# Required work
A verbatim copy of the records is required, with all pictures left out.

# Input

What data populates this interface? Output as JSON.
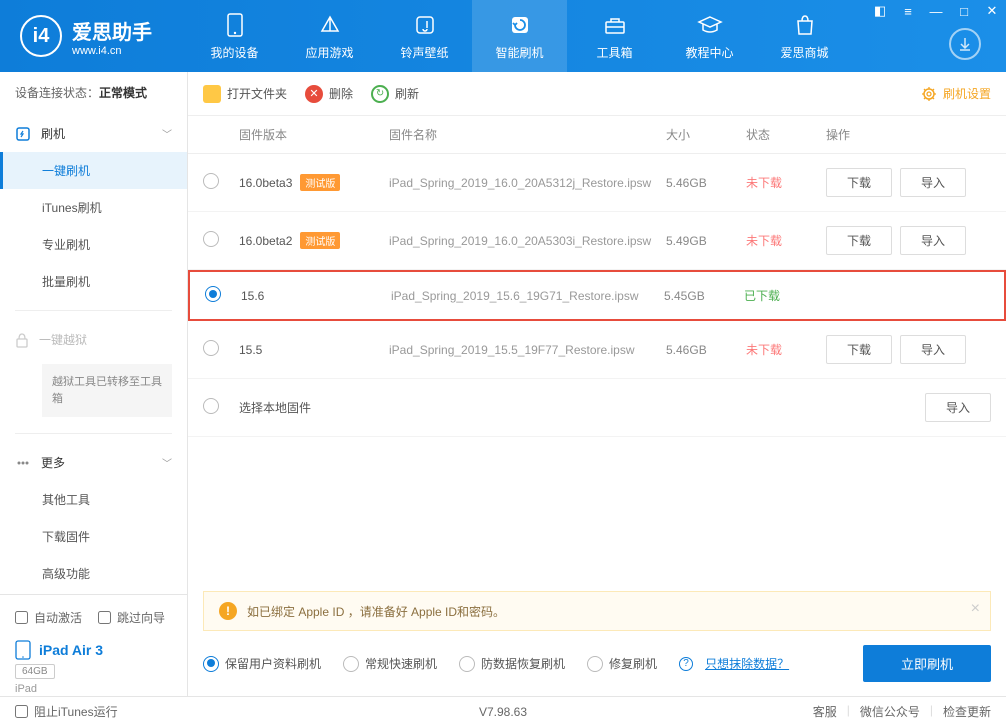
{
  "brand": {
    "title": "爱思助手",
    "sub": "www.i4.cn",
    "logo_char": "i4"
  },
  "nav": [
    {
      "label": "我的设备"
    },
    {
      "label": "应用游戏"
    },
    {
      "label": "铃声壁纸"
    },
    {
      "label": "智能刷机"
    },
    {
      "label": "工具箱"
    },
    {
      "label": "教程中心"
    },
    {
      "label": "爱思商城"
    }
  ],
  "sidebar": {
    "status_label": "设备连接状态：",
    "status_value": "正常模式",
    "flash_header": "刷机",
    "items": [
      "一键刷机",
      "iTunes刷机",
      "专业刷机",
      "批量刷机"
    ],
    "jailbreak": "一键越狱",
    "jailbreak_note": "越狱工具已转移至工具箱",
    "more_header": "更多",
    "more_items": [
      "其他工具",
      "下载固件",
      "高级功能"
    ],
    "auto_activate": "自动激活",
    "skip_guide": "跳过向导",
    "device_name": "iPad Air 3",
    "device_storage": "64GB",
    "device_type": "iPad"
  },
  "toolbar": {
    "open": "打开文件夹",
    "delete": "删除",
    "refresh": "刷新",
    "settings": "刷机设置"
  },
  "table": {
    "headers": {
      "version": "固件版本",
      "name": "固件名称",
      "size": "大小",
      "status": "状态",
      "action": "操作"
    },
    "rows": [
      {
        "version": "16.0beta3",
        "beta": "测试版",
        "name": "iPad_Spring_2019_16.0_20A5312j_Restore.ipsw",
        "size": "5.46GB",
        "status": "未下载",
        "downloaded": false,
        "selected": false,
        "highlight": false
      },
      {
        "version": "16.0beta2",
        "beta": "测试版",
        "name": "iPad_Spring_2019_16.0_20A5303i_Restore.ipsw",
        "size": "5.49GB",
        "status": "未下载",
        "downloaded": false,
        "selected": false,
        "highlight": false
      },
      {
        "version": "15.6",
        "beta": "",
        "name": "iPad_Spring_2019_15.6_19G71_Restore.ipsw",
        "size": "5.45GB",
        "status": "已下载",
        "downloaded": true,
        "selected": true,
        "highlight": true
      },
      {
        "version": "15.5",
        "beta": "",
        "name": "iPad_Spring_2019_15.5_19F77_Restore.ipsw",
        "size": "5.46GB",
        "status": "未下载",
        "downloaded": false,
        "selected": false,
        "highlight": false
      }
    ],
    "local_label": "选择本地固件",
    "btn_download": "下载",
    "btn_import": "导入"
  },
  "banner": {
    "text": "如已绑定 Apple ID ，请准备好 Apple ID和密码。"
  },
  "options": {
    "keep": "保留用户资料刷机",
    "normal": "常规快速刷机",
    "anti": "防数据恢复刷机",
    "repair": "修复刷机",
    "erase_link": "只想抹除数据？",
    "flash_btn": "立即刷机"
  },
  "footer": {
    "block_itunes": "阻止iTunes运行",
    "version": "V7.98.63",
    "links": [
      "客服",
      "微信公众号",
      "检查更新"
    ]
  }
}
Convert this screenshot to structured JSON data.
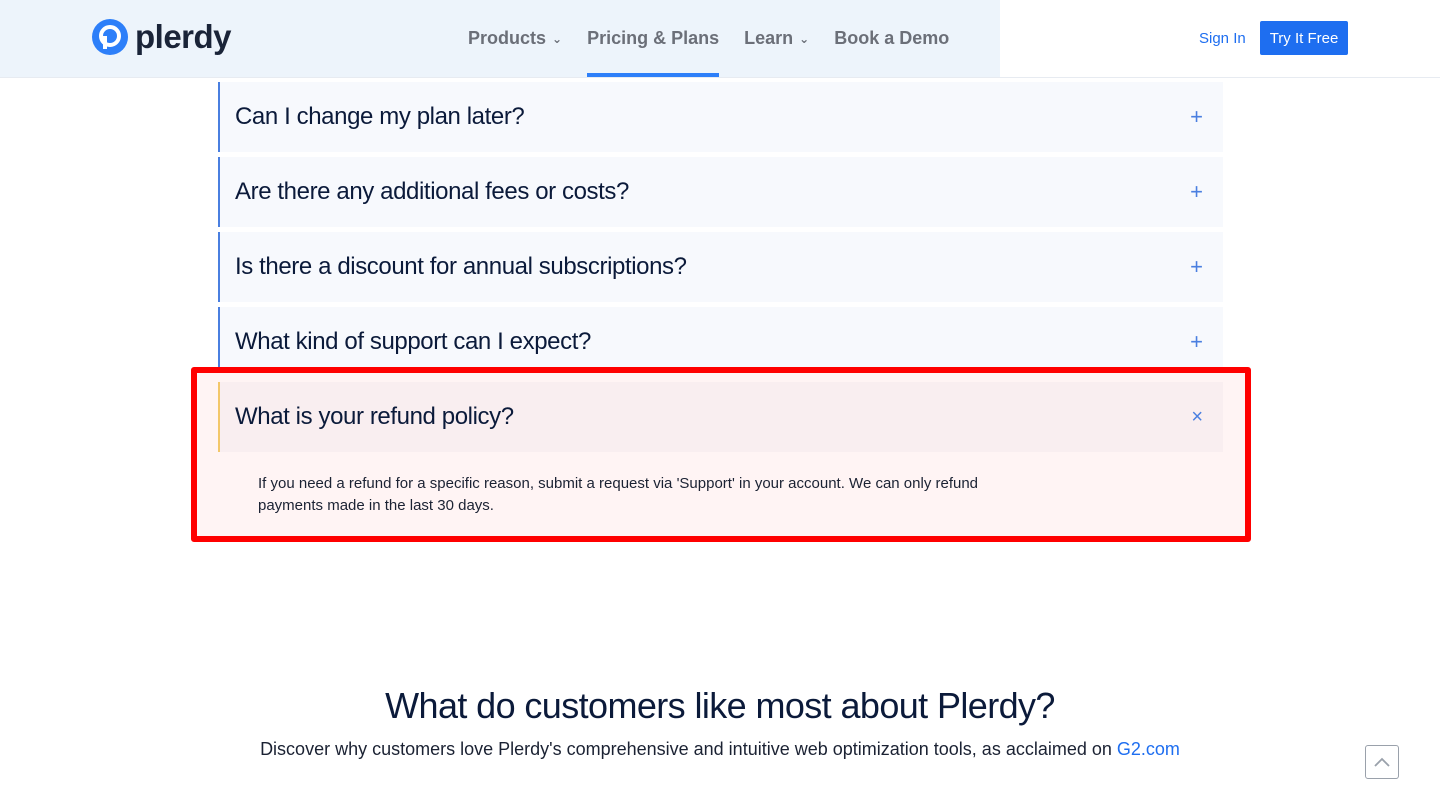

# Finished task
What data populates this interface? Output as JSON.
{
  "brand": {
    "title": "爱思助手",
    "sub": "www.i4.cn",
    "logo_char": "i4"
  },
  "nav": [
    {
      "label": "我的设备"
    },
    {
      "label": "应用游戏"
    },
    {
      "label": "铃声壁纸"
    },
    {
      "label": "智能刷机"
    },
    {
      "label": "工具箱"
    },
    {
      "label": "教程中心"
    },
    {
      "label": "爱思商城"
    }
  ],
  "sidebar": {
    "status_label": "设备连接状态：",
    "status_value": "正常模式",
    "flash_header": "刷机",
    "items": [
      "一键刷机",
      "iTunes刷机",
      "专业刷机",
      "批量刷机"
    ],
    "jailbreak": "一键越狱",
    "jailbreak_note": "越狱工具已转移至工具箱",
    "more_header": "更多",
    "more_items": [
      "其他工具",
      "下载固件",
      "高级功能"
    ],
    "auto_activate": "自动激活",
    "skip_guide": "跳过向导",
    "device_name": "iPad Air 3",
    "device_storage": "64GB",
    "device_type": "iPad"
  },
  "toolbar": {
    "open": "打开文件夹",
    "delete": "删除",
    "refresh": "刷新",
    "settings": "刷机设置"
  },
  "table": {
    "headers": {
      "version": "固件版本",
      "name": "固件名称",
      "size": "大小",
      "status": "状态",
      "action": "操作"
    },
    "rows": [
      {
        "version": "16.0beta3",
        "beta": "测试版",
        "name": "iPad_Spring_2019_16.0_20A5312j_Restore.ipsw",
        "size": "5.46GB",
        "status": "未下载",
        "downloaded": false,
        "selected": false,
        "highlight": false
      },
      {
        "version": "16.0beta2",
        "beta": "测试版",
        "name": "iPad_Spring_2019_16.0_20A5303i_Restore.ipsw",
        "size": "5.49GB",
        "status": "未下载",
        "downloaded": false,
        "selected": false,
        "highlight": false
      },
      {
        "version": "15.6",
        "beta": "",
        "name": "iPad_Spring_2019_15.6_19G71_Restore.ipsw",
        "size": "5.45GB",
        "status": "已下载",
        "downloaded": true,
        "selected": true,
        "highlight": true
      },
      {
        "version": "15.5",
        "beta": "",
        "name": "iPad_Spring_2019_15.5_19F77_Restore.ipsw",
        "size": "5.46GB",
        "status": "未下载",
        "downloaded": false,
        "selected": false,
        "highlight": false
      }
    ],
    "local_label": "选择本地固件",
    "btn_download": "下载",
    "btn_import": "导入"
  },
  "banner": {
    "text": "如已绑定 Apple ID ，请准备好 Apple ID和密码。"
  },
  "options": {
    "keep": "保留用户资料刷机",
    "normal": "常规快速刷机",
    "anti": "防数据恢复刷机",
    "repair": "修复刷机",
    "erase_link": "只想抹除数据？",
    "flash_btn": "立即刷机"
  },
  "footer": {
    "block_itunes": "阻止iTunes运行",
    "version": "V7.98.63",
    "links": [
      "客服",
      "微信公众号",
      "检查更新"
    ]
  }
}
Convert this screenshot to structured JSON data.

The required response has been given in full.